-- Input records --
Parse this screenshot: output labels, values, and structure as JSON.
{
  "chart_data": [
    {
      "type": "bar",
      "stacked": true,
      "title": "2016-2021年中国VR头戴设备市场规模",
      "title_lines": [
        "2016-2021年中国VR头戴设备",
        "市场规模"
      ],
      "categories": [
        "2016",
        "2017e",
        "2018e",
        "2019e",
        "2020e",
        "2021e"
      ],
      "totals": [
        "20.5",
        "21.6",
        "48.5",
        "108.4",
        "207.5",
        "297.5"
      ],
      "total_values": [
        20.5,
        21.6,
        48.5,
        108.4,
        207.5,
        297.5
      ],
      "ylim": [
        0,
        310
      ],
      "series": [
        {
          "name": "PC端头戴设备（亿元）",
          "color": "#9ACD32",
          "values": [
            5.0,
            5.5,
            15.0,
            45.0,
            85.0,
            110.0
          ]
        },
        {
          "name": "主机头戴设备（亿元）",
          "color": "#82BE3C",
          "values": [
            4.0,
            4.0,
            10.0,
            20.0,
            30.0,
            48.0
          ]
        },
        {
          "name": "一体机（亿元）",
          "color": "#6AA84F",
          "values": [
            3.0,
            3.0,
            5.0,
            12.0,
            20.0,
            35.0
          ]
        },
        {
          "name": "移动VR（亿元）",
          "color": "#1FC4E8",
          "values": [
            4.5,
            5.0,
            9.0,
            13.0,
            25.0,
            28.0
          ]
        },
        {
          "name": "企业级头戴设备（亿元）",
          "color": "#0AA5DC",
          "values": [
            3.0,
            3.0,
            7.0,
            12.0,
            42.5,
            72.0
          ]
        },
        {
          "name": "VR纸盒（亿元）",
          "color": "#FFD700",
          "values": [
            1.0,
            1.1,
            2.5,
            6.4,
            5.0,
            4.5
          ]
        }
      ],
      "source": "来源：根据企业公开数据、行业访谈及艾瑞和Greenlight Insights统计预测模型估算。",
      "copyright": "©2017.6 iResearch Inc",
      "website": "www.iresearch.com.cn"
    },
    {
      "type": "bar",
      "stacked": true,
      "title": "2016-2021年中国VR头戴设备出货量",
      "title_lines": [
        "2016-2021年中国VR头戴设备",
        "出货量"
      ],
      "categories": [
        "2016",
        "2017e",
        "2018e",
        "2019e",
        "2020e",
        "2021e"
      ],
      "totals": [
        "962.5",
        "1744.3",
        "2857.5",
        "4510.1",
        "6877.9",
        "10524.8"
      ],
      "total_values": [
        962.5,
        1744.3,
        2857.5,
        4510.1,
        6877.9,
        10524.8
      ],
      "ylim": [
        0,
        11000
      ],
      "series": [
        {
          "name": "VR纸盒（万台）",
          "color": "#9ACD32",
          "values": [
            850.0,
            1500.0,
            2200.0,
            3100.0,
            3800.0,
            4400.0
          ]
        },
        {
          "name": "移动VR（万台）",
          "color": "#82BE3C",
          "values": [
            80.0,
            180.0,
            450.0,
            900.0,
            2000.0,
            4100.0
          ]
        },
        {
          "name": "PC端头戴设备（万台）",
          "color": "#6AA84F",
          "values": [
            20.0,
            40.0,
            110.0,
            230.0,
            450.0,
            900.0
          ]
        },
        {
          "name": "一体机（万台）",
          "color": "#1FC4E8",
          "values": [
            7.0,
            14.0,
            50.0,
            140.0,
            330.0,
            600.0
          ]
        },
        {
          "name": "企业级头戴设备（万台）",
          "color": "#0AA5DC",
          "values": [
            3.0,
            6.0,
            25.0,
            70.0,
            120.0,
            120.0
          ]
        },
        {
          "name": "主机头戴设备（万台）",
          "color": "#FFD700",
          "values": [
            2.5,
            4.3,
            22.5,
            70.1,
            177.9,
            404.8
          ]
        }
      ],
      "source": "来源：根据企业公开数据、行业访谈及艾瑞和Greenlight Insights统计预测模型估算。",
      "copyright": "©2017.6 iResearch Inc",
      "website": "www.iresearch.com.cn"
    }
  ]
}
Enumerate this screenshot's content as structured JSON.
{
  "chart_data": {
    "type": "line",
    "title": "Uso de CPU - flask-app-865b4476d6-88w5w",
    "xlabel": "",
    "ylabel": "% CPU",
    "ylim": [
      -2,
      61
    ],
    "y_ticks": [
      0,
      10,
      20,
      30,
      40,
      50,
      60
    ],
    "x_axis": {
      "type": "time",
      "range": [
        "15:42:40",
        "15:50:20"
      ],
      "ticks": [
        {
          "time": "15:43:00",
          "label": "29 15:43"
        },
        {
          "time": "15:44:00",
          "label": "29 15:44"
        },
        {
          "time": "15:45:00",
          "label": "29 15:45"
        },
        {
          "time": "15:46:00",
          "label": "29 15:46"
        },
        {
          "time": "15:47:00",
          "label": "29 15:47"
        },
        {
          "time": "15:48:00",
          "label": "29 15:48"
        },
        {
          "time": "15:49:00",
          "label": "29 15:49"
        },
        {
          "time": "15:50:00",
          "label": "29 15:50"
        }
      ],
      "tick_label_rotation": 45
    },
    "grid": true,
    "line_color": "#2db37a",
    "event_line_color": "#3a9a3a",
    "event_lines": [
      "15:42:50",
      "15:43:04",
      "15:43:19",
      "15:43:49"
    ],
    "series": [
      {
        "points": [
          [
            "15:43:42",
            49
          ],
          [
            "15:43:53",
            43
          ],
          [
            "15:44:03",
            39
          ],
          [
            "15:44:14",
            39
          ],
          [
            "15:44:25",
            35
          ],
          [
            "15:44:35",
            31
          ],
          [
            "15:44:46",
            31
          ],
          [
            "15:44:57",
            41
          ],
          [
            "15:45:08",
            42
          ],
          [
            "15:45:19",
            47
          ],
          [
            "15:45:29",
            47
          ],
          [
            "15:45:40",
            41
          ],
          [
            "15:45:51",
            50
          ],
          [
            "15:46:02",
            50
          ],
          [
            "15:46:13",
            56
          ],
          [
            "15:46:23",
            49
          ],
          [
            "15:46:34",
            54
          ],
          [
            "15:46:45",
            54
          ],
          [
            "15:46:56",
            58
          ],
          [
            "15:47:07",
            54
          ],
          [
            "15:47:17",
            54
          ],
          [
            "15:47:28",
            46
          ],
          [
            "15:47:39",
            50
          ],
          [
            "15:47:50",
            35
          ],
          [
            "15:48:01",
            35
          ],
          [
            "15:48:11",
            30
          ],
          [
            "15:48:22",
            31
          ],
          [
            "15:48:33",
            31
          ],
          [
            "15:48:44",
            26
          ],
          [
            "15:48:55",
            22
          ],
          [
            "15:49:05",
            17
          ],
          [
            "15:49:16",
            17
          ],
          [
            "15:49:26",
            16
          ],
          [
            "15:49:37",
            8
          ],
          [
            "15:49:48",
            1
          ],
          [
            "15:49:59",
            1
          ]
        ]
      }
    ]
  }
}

-- What the task requires --
Write out every record shown above, word for word.

-- The result --
Parse this screenshot: output labels, values, and structure as JSON.
{
  "chart_data": [
    {
      "type": "bar",
      "stacked": true,
      "title": "2016-2021年中国VR头戴设备市场规模",
      "title_lines": [
        "2016-2021年中国VR头戴设备",
        "市场规模"
      ],
      "categories": [
        "2016",
        "2017e",
        "2018e",
        "2019e",
        "2020e",
        "2021e"
      ],
      "totals": [
        "20.5",
        "21.6",
        "48.5",
        "108.4",
        "207.5",
        "297.5"
      ],
      "total_values": [
        20.5,
        21.6,
        48.5,
        108.4,
        207.5,
        297.5
      ],
      "ylim": [
        0,
        310
      ],
      "series": [
        {
          "name": "PC端头戴设备（亿元）",
          "color": "#9ACD32",
          "values": [
            5.0,
            5.5,
            15.0,
            45.0,
            85.0,
            110.0
          ]
        },
        {
          "name": "主机头戴设备（亿元）",
          "color": "#82BE3C",
          "values": [
            4.0,
            4.0,
            10.0,
            20.0,
            30.0,
            48.0
          ]
        },
        {
          "name": "一体机（亿元）",
          "color": "#6AA84F",
          "values": [
            3.0,
            3.0,
            5.0,
            12.0,
            20.0,
            35.0
          ]
        },
        {
          "name": "移动VR（亿元）",
          "color": "#1FC4E8",
          "values": [
            4.5,
            5.0,
            9.0,
            13.0,
            25.0,
            28.0
          ]
        },
        {
          "name": "企业级头戴设备（亿元）",
          "color": "#0AA5DC",
          "values": [
            3.0,
            3.0,
            7.0,
            12.0,
            42.5,
            72.0
          ]
        },
        {
          "name": "VR纸盒（亿元）",
          "color": "#FFD700",
          "values": [
            1.0,
            1.1,
            2.5,
            6.4,
            5.0,
            4.5
          ]
        }
      ],
      "source": "来源：根据企业公开数据、行业访谈及艾瑞和Greenlight Insights统计预测模型估算。",
      "copyright": "©2017.6 iResearch Inc",
      "website": "www.iresearch.com.cn"
    },
    {
      "type": "bar",
      "stacked": true,
      "title": "2016-2021年中国VR头戴设备出货量",
      "title_lines": [
        "2016-2021年中国VR头戴设备",
        "出货量"
      ],
      "categories": [
        "2016",
        "2017e",
        "2018e",
        "2019e",
        "2020e",
        "2021e"
      ],
      "totals": [
        "962.5",
        "1744.3",
        "2857.5",
        "4510.1",
        "6877.9",
        "10524.8"
      ],
      "total_values": [
        962.5,
        1744.3,
        2857.5,
        4510.1,
        6877.9,
        10524.8
      ],
      "ylim": [
        0,
        11000
      ],
      "series": [
        {
          "name": "VR纸盒（万台）",
          "color": "#9ACD32",
          "values": [
            850.0,
            1500.0,
            2200.0,
            3100.0,
            3800.0,
            4400.0
          ]
        },
        {
          "name": "移动VR（万台）",
          "color": "#82BE3C",
          "values": [
            80.0,
            180.0,
            450.0,
            900.0,
            2000.0,
            4100.0
          ]
        },
        {
          "name": "PC端头戴设备（万台）",
          "color": "#6AA84F",
          "values": [
            20.0,
            40.0,
            110.0,
            230.0,
            450.0,
            900.0
          ]
        },
        {
          "name": "一体机（万台）",
          "color": "#1FC4E8",
          "values": [
            7.0,
            14.0,
            50.0,
            140.0,
            330.0,
            600.0
          ]
        },
        {
          "name": "企业级头戴设备（万台）",
          "color": "#0AA5DC",
          "values": [
            3.0,
            6.0,
            25.0,
            70.0,
            120.0,
            120.0
          ]
        },
        {
          "name": "主机头戴设备（万台）",
          "color": "#FFD700",
          "values": [
            2.5,
            4.3,
            22.5,
            70.1,
            177.9,
            404.8
          ]
        }
      ],
      "source": "来源：根据企业公开数据、行业访谈及艾瑞和Greenlight Insights统计预测模型估算。",
      "copyright": "©2017.6 iResearch Inc",
      "website": "www.iresearch.com.cn"
    }
  ]
}
Enumerate this screenshot's content as structured JSON.
{
  "chart_data": {
    "type": "line",
    "title": "Uso de CPU - flask-app-865b4476d6-88w5w",
    "xlabel": "",
    "ylabel": "% CPU",
    "ylim": [
      -2,
      61
    ],
    "y_ticks": [
      0,
      10,
      20,
      30,
      40,
      50,
      60
    ],
    "x_axis": {
      "type": "time",
      "range": [
        "15:42:40",
        "15:50:20"
      ],
      "ticks": [
        {
          "time": "15:43:00",
          "label": "29 15:43"
        },
        {
          "time": "15:44:00",
          "label": "29 15:44"
        },
        {
          "time": "15:45:00",
          "label": "29 15:45"
        },
        {
          "time": "15:46:00",
          "label": "29 15:46"
        },
        {
          "time": "15:47:00",
          "label": "29 15:47"
        },
        {
          "time": "15:48:00",
          "label": "29 15:48"
        },
        {
          "time": "15:49:00",
          "label": "29 15:49"
        },
        {
          "time": "15:50:00",
          "label": "29 15:50"
        }
      ],
      "tick_label_rotation": 45
    },
    "grid": true,
    "line_color": "#2db37a",
    "event_line_color": "#3a9a3a",
    "event_lines": [
      "15:42:50",
      "15:43:04",
      "15:43:19",
      "15:43:49"
    ],
    "series": [
      {
        "points": [
          [
            "15:43:42",
            49
          ],
          [
            "15:43:53",
            43
          ],
          [
            "15:44:03",
            39
          ],
          [
            "15:44:14",
            39
          ],
          [
            "15:44:25",
            35
          ],
          [
            "15:44:35",
            31
          ],
          [
            "15:44:46",
            31
          ],
          [
            "15:44:57",
            41
          ],
          [
            "15:45:08",
            42
          ],
          [
            "15:45:19",
            47
          ],
          [
            "15:45:29",
            47
          ],
          [
            "15:45:40",
            41
          ],
          [
            "15:45:51",
            50
          ],
          [
            "15:46:02",
            50
          ],
          [
            "15:46:13",
            56
          ],
          [
            "15:46:23",
            49
          ],
          [
            "15:46:34",
            54
          ],
          [
            "15:46:45",
            54
          ],
          [
            "15:46:56",
            58
          ],
          [
            "15:47:07",
            54
          ],
          [
            "15:47:17",
            54
          ],
          [
            "15:47:28",
            46
          ],
          [
            "15:47:39",
            50
          ],
          [
            "15:47:50",
            35
          ],
          [
            "15:48:01",
            35
          ],
          [
            "15:48:11",
            30
          ],
          [
            "15:48:22",
            31
          ],
          [
            "15:48:33",
            31
          ],
          [
            "15:48:44",
            26
          ],
          [
            "15:48:55",
            22
          ],
          [
            "15:49:05",
            17
          ],
          [
            "15:49:16",
            17
          ],
          [
            "15:49:26",
            16
          ],
          [
            "15:49:37",
            8
          ],
          [
            "15:49:48",
            1
          ],
          [
            "15:49:59",
            1
          ]
        ]
      }
    ]
  }
}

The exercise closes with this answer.